• _Exercise directions_: Copy, from the entries below, each line in which the string "الأزهار" appears.

** start of Records provided **

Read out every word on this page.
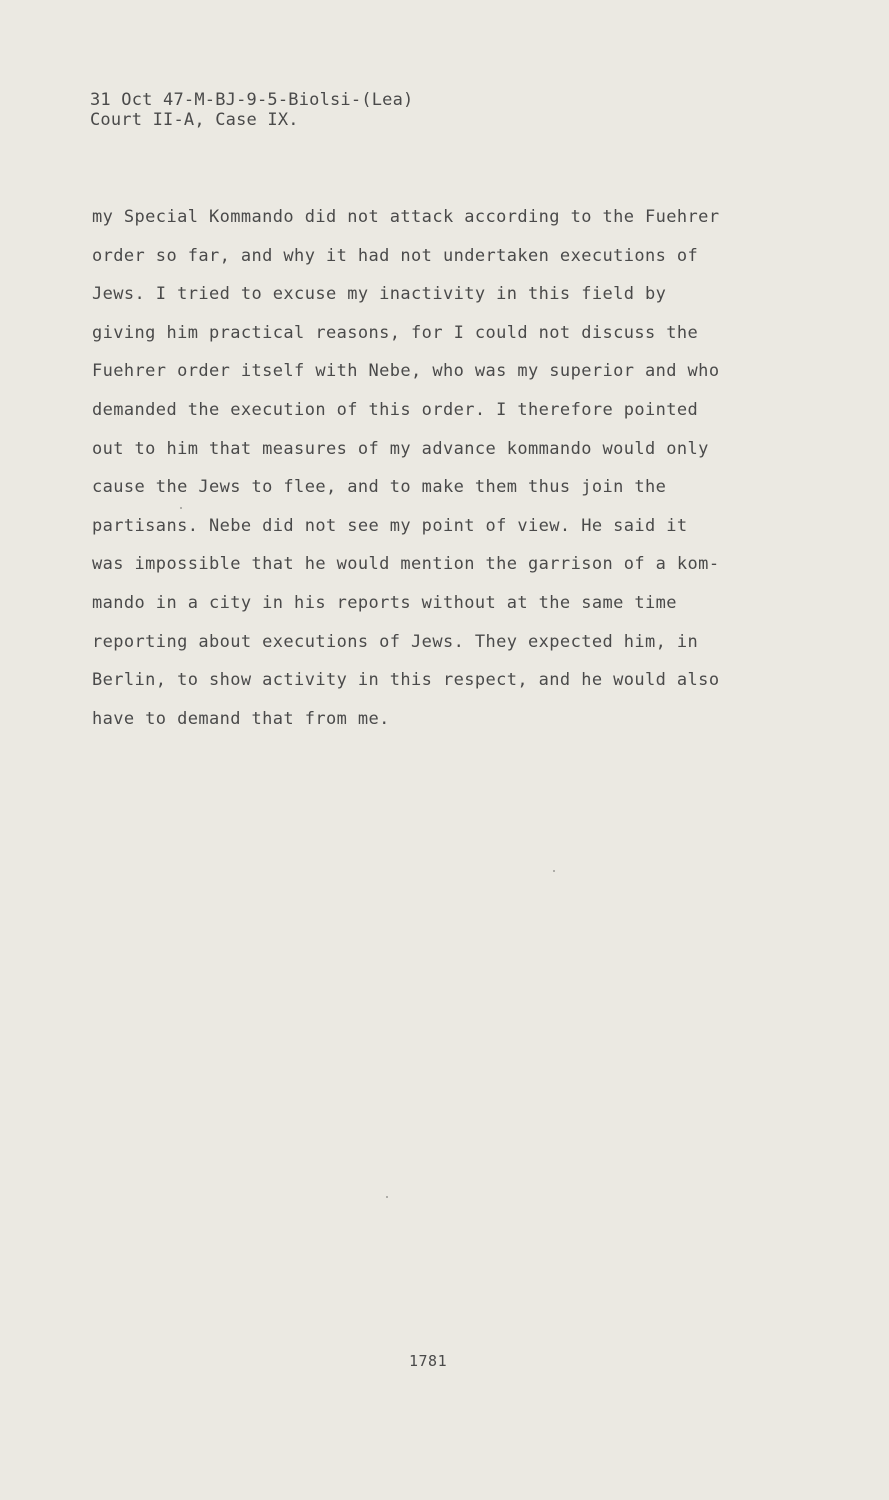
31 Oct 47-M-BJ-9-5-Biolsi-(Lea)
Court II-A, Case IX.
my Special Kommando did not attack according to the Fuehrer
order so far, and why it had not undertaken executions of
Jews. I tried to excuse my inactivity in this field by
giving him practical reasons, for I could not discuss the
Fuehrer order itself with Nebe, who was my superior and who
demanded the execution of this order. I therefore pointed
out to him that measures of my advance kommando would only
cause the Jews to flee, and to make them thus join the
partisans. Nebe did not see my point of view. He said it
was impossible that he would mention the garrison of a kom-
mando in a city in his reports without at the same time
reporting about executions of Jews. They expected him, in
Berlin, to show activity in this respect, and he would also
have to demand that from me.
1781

** end of Records provided **
** start of Records provided **

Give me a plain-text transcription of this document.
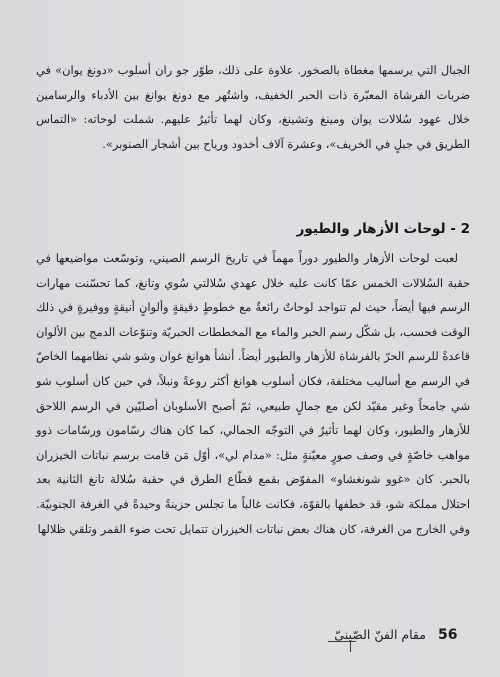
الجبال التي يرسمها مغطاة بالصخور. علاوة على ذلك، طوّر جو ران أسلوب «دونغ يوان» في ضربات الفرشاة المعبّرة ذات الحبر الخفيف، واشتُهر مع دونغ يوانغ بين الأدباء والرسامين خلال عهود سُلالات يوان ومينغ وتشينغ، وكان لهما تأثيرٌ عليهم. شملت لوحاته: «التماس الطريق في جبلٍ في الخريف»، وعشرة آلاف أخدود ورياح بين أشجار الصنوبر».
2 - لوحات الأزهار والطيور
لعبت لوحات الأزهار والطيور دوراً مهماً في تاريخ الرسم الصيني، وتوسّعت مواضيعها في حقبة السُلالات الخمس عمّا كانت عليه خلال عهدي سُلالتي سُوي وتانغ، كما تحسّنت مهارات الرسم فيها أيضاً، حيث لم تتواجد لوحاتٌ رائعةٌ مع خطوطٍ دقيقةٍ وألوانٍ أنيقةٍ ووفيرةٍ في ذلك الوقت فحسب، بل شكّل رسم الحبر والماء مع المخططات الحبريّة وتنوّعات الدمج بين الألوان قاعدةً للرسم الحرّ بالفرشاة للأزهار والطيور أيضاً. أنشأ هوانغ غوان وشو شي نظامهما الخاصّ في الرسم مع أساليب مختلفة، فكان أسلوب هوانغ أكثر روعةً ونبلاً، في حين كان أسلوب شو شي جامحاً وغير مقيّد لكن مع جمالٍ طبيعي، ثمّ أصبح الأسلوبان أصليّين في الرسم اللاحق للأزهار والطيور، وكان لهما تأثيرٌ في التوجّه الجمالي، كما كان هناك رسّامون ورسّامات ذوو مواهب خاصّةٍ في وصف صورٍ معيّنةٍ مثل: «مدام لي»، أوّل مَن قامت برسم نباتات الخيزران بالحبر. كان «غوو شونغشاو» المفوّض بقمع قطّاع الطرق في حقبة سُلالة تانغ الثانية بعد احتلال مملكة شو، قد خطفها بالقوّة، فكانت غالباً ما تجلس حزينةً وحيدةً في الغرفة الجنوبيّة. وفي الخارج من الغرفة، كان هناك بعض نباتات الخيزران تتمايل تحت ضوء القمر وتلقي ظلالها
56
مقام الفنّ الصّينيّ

** end of Records provided **
** start of Records provided **

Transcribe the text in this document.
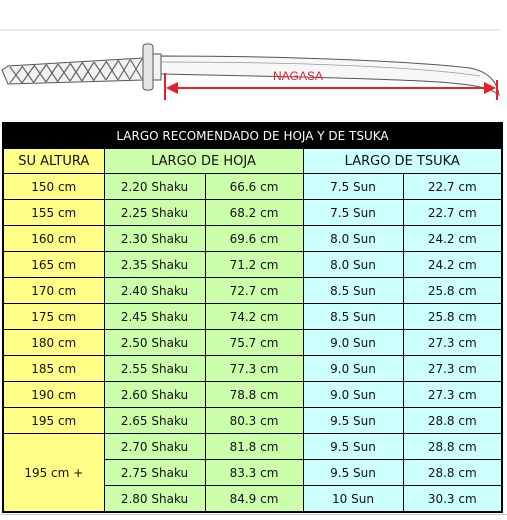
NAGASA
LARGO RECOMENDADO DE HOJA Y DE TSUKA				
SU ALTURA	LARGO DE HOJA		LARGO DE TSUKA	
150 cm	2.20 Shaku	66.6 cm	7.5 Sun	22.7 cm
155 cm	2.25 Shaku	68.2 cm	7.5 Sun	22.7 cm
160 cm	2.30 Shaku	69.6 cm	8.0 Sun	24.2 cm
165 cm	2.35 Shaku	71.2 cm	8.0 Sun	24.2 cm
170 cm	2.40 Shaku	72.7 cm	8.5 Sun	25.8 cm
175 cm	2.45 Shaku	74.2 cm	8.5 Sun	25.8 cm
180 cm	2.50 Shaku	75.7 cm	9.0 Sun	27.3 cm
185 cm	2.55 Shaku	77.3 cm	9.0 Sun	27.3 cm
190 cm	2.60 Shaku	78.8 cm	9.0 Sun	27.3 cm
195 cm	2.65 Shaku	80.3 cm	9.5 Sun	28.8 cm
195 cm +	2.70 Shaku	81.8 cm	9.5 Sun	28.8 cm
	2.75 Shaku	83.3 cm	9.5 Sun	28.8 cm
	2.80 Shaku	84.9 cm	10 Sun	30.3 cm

** end of Records provided **

• _Solution for this task_:
2 - لوحات الأزهار والطيور
لعبت لوحات الأزهار والطيور دوراً مهماً في تاريخ الرسم الصيني، وتوسّعت مواضيعها في حقبة السُلالات الخمس عمّا كانت عليه خلال عهدي سُلالتي سُوي وتانغ، كما تحسّنت مهارات الرسم فيها أيضاً، حيث لم تتواجد لوحاتٌ رائعةٌ مع خطوطٍ دقيقةٍ وألوانٍ أنيقةٍ ووفيرةٍ في ذلك الوقت فحسب، بل شكّل رسم الحبر والماء مع المخططات الحبريّة وتنوّعات الدمج بين الألوان قاعدةً للرسم الحرّ بالفرشاة للأزهار والطيور أيضاً. أنشأ هوانغ غوان وشو شي نظامهما الخاصّ في الرسم مع أساليب مختلفة، فكان أسلوب هوانغ أكثر روعةً ونبلاً، في حين كان أسلوب شو شي جامحاً وغير مقيّد لكن مع جمالٍ طبيعي، ثمّ أصبح الأسلوبان أصليّين في الرسم اللاحق للأزهار والطيور، وكان لهما تأثيرٌ في التوجّه الجمالي، كما كان هناك رسّامون ورسّامات ذوو مواهب خاصّةٍ في وصف صورٍ معيّنةٍ مثل: «مدام لي»، أوّل مَن قامت برسم نباتات الخيزران بالحبر. كان «غوو شونغشاو» المفوّض بقمع قطّاع الطرق في حقبة سُلالة تانغ الثانية بعد احتلال مملكة شو، قد خطفها بالقوّة، فكانت غالباً ما تجلس حزينةً وحيدةً في الغرفة الجنوبيّة. وفي الخارج من الغرفة، كان هناك بعض نباتات الخيزران تتمايل تحت ضوء القمر وتلقي ظلالها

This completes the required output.